(Dataset entries)
»»

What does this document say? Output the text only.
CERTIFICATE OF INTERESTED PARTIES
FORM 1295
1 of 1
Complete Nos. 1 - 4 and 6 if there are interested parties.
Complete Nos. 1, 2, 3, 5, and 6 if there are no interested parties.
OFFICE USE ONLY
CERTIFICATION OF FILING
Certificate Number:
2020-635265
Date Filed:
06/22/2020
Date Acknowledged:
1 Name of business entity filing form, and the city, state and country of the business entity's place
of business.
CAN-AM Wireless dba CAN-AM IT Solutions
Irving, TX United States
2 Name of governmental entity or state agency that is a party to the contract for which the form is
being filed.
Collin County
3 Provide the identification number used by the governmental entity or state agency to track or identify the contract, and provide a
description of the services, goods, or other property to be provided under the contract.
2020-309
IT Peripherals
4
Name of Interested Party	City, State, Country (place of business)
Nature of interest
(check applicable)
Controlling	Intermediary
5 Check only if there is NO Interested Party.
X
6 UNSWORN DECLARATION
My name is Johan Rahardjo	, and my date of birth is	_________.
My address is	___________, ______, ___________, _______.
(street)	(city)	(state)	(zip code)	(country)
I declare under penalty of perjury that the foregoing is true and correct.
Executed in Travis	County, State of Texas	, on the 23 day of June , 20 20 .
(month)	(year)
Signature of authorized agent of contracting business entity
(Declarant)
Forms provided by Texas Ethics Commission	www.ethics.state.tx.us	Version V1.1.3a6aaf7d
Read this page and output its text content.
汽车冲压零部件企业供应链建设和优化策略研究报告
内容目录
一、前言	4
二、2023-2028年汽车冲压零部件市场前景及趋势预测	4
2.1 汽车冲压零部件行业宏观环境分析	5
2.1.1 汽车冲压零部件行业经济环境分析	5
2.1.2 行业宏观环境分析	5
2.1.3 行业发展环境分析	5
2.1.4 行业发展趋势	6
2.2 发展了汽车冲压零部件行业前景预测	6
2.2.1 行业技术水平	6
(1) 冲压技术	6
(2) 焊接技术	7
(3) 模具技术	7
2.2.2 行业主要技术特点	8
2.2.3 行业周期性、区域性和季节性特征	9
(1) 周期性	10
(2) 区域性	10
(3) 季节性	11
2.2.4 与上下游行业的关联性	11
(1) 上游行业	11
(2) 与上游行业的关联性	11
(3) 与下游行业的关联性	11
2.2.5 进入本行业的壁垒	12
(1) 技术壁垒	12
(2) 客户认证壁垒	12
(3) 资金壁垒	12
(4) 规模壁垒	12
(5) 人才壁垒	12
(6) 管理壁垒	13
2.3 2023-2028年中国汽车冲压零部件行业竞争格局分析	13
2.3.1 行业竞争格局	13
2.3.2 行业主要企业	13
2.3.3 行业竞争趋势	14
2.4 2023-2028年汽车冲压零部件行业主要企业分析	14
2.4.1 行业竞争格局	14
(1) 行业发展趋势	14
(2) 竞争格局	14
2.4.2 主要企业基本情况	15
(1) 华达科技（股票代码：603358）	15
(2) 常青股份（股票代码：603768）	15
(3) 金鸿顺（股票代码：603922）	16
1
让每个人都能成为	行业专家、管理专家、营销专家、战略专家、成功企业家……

««

Within the entries above, how many lines contain "provided"? Respond with the number only.

2